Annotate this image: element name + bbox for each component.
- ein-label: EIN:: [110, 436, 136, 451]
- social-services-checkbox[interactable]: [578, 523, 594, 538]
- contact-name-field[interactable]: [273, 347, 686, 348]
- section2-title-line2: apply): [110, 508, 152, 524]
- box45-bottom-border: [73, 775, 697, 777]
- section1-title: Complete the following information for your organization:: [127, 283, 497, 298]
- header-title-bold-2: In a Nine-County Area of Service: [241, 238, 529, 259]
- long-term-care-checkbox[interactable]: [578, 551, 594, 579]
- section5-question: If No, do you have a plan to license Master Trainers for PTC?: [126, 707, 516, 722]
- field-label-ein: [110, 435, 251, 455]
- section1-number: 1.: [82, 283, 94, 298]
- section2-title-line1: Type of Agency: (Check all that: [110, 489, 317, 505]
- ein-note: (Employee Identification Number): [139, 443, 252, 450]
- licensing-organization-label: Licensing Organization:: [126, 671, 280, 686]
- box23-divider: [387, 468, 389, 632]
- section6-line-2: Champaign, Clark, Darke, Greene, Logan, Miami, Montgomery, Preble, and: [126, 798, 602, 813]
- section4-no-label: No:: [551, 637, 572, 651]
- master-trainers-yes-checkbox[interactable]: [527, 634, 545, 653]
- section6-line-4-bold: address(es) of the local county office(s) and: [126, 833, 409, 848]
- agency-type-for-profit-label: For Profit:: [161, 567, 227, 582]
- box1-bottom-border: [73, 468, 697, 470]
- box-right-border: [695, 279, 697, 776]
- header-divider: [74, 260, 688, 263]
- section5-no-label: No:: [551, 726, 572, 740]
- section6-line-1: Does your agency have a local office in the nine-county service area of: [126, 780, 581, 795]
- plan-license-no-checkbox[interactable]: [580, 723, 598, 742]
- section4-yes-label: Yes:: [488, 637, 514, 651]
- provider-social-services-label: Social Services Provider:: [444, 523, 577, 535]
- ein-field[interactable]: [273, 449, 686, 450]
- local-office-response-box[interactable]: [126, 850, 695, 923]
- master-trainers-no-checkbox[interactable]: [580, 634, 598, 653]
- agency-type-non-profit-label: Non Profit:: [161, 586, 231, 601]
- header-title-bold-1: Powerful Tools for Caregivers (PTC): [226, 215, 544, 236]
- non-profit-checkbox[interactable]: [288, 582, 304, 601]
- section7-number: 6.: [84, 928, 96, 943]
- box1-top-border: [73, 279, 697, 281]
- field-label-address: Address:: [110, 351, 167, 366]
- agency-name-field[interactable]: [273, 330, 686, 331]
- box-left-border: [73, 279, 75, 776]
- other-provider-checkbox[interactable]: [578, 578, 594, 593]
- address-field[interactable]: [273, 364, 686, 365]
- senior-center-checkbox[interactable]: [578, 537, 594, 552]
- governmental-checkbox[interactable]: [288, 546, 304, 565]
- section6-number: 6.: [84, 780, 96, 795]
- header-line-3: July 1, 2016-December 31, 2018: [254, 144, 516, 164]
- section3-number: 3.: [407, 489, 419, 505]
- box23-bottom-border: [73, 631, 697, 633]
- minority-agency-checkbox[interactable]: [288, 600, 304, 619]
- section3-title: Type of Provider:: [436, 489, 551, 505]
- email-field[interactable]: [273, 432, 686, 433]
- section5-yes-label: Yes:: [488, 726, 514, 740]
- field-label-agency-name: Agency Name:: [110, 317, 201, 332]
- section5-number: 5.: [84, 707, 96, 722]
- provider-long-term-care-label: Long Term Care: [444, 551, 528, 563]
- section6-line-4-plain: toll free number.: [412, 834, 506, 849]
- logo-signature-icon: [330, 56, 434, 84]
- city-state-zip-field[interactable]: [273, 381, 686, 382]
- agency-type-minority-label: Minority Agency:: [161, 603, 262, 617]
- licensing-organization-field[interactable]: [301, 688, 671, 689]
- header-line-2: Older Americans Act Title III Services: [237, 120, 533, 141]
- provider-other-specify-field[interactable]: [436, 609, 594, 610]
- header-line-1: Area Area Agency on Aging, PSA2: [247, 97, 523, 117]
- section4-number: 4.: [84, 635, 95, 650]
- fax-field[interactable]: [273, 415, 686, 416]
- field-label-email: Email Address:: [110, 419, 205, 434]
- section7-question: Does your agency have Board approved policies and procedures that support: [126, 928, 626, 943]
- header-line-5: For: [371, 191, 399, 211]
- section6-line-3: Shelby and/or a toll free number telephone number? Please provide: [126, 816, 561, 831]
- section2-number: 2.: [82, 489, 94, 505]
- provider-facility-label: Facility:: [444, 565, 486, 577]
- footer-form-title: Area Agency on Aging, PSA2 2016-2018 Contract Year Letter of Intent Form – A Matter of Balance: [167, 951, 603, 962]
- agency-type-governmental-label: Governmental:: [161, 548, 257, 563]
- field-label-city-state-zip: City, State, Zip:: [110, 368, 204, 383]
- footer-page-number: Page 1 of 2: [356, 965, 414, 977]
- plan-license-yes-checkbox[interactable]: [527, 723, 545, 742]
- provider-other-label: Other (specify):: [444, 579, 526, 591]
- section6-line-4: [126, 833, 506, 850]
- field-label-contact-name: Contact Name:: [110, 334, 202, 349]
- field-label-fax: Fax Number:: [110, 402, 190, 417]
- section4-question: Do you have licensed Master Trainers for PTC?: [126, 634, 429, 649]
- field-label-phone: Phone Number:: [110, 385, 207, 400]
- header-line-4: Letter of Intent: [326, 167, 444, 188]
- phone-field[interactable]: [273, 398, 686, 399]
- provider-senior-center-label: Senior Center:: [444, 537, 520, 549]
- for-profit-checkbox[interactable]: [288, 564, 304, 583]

_ _ _

WORK TO DO: Copy the listing above line for line, changing nothing.

EXPECTED OUTPUT:
Annotate this image: element name + bbox for each component.
- ein-label: EIN:: [110, 436, 136, 451]
- social-services-checkbox[interactable]: [578, 523, 594, 538]
- contact-name-field[interactable]: [273, 347, 686, 348]
- section2-title-line2: apply): [110, 508, 152, 524]
- box45-bottom-border: [73, 775, 697, 777]
- section1-title: Complete the following information for your organization:: [127, 283, 497, 298]
- header-title-bold-2: In a Nine-County Area of Service: [241, 238, 529, 259]
- long-term-care-checkbox[interactable]: [578, 551, 594, 579]
- section5-question: If No, do you have a plan to license Master Trainers for PTC?: [126, 707, 516, 722]
- field-label-ein: [110, 435, 251, 455]
- section1-number: 1.: [82, 283, 94, 298]
- section2-title-line1: Type of Agency: (Check all that: [110, 489, 317, 505]
- ein-note: (Employee Identification Number): [139, 443, 252, 450]
- licensing-organization-label: Licensing Organization:: [126, 671, 280, 686]
- box23-divider: [387, 468, 389, 632]
- section6-line-2: Champaign, Clark, Darke, Greene, Logan, Miami, Montgomery, Preble, and: [126, 798, 602, 813]
- section4-no-label: No:: [551, 637, 572, 651]
- master-trainers-yes-checkbox[interactable]: [527, 634, 545, 653]
- section6-line-4-bold: address(es) of the local county office(s) and: [126, 833, 409, 848]
- agency-type-for-profit-label: For Profit:: [161, 567, 227, 582]
- box1-bottom-border: [73, 468, 697, 470]
- box-right-border: [695, 279, 697, 776]
- header-divider: [74, 260, 688, 263]
- section5-no-label: No:: [551, 726, 572, 740]
- section6-line-1: Does your agency have a local office in the nine-county service area of: [126, 780, 581, 795]
- plan-license-no-checkbox[interactable]: [580, 723, 598, 742]
- section4-yes-label: Yes:: [488, 637, 514, 651]
- provider-social-services-label: Social Services Provider:: [444, 523, 577, 535]
- ein-field[interactable]: [273, 449, 686, 450]
- local-office-response-box[interactable]: [126, 850, 695, 923]
- master-trainers-no-checkbox[interactable]: [580, 634, 598, 653]
- agency-type-non-profit-label: Non Profit:: [161, 586, 231, 601]
- header-title-bold-1: Powerful Tools for Caregivers (PTC): [226, 215, 544, 236]
- non-profit-checkbox[interactable]: [288, 582, 304, 601]
- section7-number: 6.: [84, 928, 96, 943]
- box1-top-border: [73, 279, 697, 281]
- field-label-address: Address:: [110, 351, 167, 366]
- agency-name-field[interactable]: [273, 330, 686, 331]
- box-left-border: [73, 279, 75, 776]
- other-provider-checkbox[interactable]: [578, 578, 594, 593]
- address-field[interactable]: [273, 364, 686, 365]
- senior-center-checkbox[interactable]: [578, 537, 594, 552]
- governmental-checkbox[interactable]: [288, 546, 304, 565]
- section6-number: 6.: [84, 780, 96, 795]
- header-line-3: July 1, 2016-December 31, 2018: [254, 144, 516, 164]
- section3-number: 3.: [407, 489, 419, 505]
- box23-bottom-border: [73, 631, 697, 633]
- minority-agency-checkbox[interactable]: [288, 600, 304, 619]
- section3-title: Type of Provider:: [436, 489, 551, 505]
- email-field[interactable]: [273, 432, 686, 433]
- section5-yes-label: Yes:: [488, 726, 514, 740]
- field-label-agency-name: Agency Name:: [110, 317, 201, 332]
- section5-number: 5.: [84, 707, 96, 722]
- provider-long-term-care-label: Long Term Care: [444, 551, 528, 563]
- section6-line-4-plain: toll free number.: [412, 834, 506, 849]
- logo-signature-icon: [330, 56, 434, 84]
- city-state-zip-field[interactable]: [273, 381, 686, 382]
- agency-type-minority-label: Minority Agency:: [161, 603, 262, 617]
- licensing-organization-field[interactable]: [301, 688, 671, 689]
- header-line-2: Older Americans Act Title III Services: [237, 120, 533, 141]
- provider-other-specify-field[interactable]: [436, 609, 594, 610]
- header-line-1: Area Area Agency on Aging, PSA2: [247, 97, 523, 117]
- section4-number: 4.: [84, 635, 95, 650]
- fax-field[interactable]: [273, 415, 686, 416]
- field-label-email: Email Address:: [110, 419, 205, 434]
- section7-question: Does your agency have Board approved policies and procedures that support: [126, 928, 626, 943]
- header-line-5: For: [371, 191, 399, 211]
- section6-line-3: Shelby and/or a toll free number telephone number? Please provide: [126, 816, 561, 831]
- section2-number: 2.: [82, 489, 94, 505]
- provider-facility-label: Facility:: [444, 565, 486, 577]
- footer-form-title: Area Agency on Aging, PSA2 2016-2018 Contract Year Letter of Intent Form – A Matter of Balance: [167, 951, 603, 962]
- agency-type-governmental-label: Governmental:: [161, 548, 257, 563]
- field-label-city-state-zip: City, State, Zip:: [110, 368, 204, 383]
- footer-page-number: Page 1 of 2: [356, 965, 414, 977]
- plan-license-yes-checkbox[interactable]: [527, 723, 545, 742]
- provider-other-label: Other (specify):: [444, 579, 526, 591]
- section6-line-4: [126, 833, 506, 850]
- field-label-contact-name: Contact Name:: [110, 334, 202, 349]
- field-label-fax: Fax Number:: [110, 402, 190, 417]
- section4-question: Do you have licensed Master Trainers for PTC?: [126, 634, 429, 649]
- field-label-phone: Phone Number:: [110, 385, 207, 400]
- header-line-4: Letter of Intent: [326, 167, 444, 188]
- phone-field[interactable]: [273, 398, 686, 399]
- provider-senior-center-label: Senior Center:: [444, 537, 520, 549]
- for-profit-checkbox[interactable]: [288, 564, 304, 583]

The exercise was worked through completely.